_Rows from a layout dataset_
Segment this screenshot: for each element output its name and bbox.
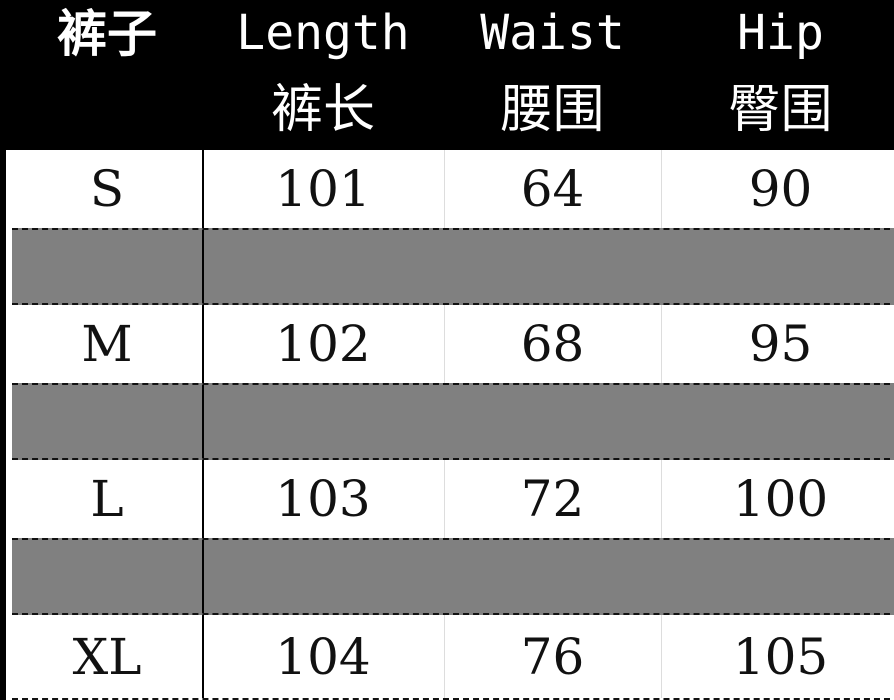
length-cell: 101 <box>202 150 445 228</box>
table-header: 裤子 Length 裤长 Waist 腰围 Hip 臀围 <box>6 0 894 150</box>
separator-row <box>12 383 894 460</box>
hip-cell: 95 <box>748 315 813 373</box>
length-cell: 102 <box>202 305 445 383</box>
hip-cell: 105 <box>732 627 829 686</box>
waist-cell: 76 <box>444 615 662 698</box>
header-hip-en: Hip <box>737 5 824 61</box>
size-cell: L <box>12 460 204 538</box>
header-length: Length 裤长 <box>202 0 444 150</box>
separator-cell <box>12 230 204 303</box>
separator-cell <box>12 385 204 458</box>
header-waist: Waist 腰围 <box>444 0 661 150</box>
hip-cell: 90 <box>748 160 813 218</box>
hip-cell: 100 <box>732 470 829 528</box>
header-hip: Hip 臀围 <box>661 0 894 150</box>
header-hip-zh: 臀围 <box>728 80 833 140</box>
length-cell: 103 <box>202 460 445 538</box>
header-length-en: Length <box>236 5 410 61</box>
separator-row <box>12 228 894 305</box>
length-cell: 104 <box>202 615 445 698</box>
header-waist-zh: 腰围 <box>500 80 605 140</box>
size-cell: S <box>12 150 204 228</box>
header-title: 裤子 <box>57 4 157 63</box>
table-row: L 103 72 100 <box>12 460 894 538</box>
waist-cell: 72 <box>444 460 662 538</box>
table-row: M 102 68 95 <box>12 305 894 383</box>
waist-cell: 68 <box>444 305 662 383</box>
header-length-zh: 裤长 <box>270 80 375 140</box>
separator-cell <box>12 540 204 613</box>
header-waist-en: Waist <box>480 5 625 61</box>
waist-cell: 64 <box>444 150 662 228</box>
table-row: S 101 64 90 <box>12 150 894 228</box>
size-cell: XL <box>12 615 204 698</box>
header-title-cell: 裤子 <box>12 0 202 150</box>
size-cell: M <box>12 305 204 383</box>
table-row: XL 104 76 105 <box>12 615 894 700</box>
separator-row <box>12 538 894 615</box>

_Your task_
Can you rewrite the listing above as a numbered list, starting at the line that contains "length-cell: 101 <box>202 150 445 228</box>" and ending at the line that contains "hip-cell: 90 <box>748 160 813 218</box>", with any blank lines left out?

_Full response_
1. length-cell: 101 <box>202 150 445 228</box>
2. table-header: 裤子 Length 裤长 Waist 腰围 Hip 臀围 <box>6 0 894 150</box>
3. separator-row <box>12 383 894 460</box>
4. hip-cell: 95 <box>748 315 813 373</box>
5. length-cell: 102 <box>202 305 445 383</box>
6. hip-cell: 105 <box>732 627 829 686</box>
7. waist-cell: 76 <box>444 615 662 698</box>
8. header-hip-en: Hip <box>737 5 824 61</box>
9. size-cell: L <box>12 460 204 538</box>
10. header-length: Length 裤长 <box>202 0 444 150</box>
11. separator-cell <box>12 230 204 303</box>
12. separator-cell <box>12 385 204 458</box>
13. header-waist: Waist 腰围 <box>444 0 661 150</box>
14. hip-cell: 90 <box>748 160 813 218</box>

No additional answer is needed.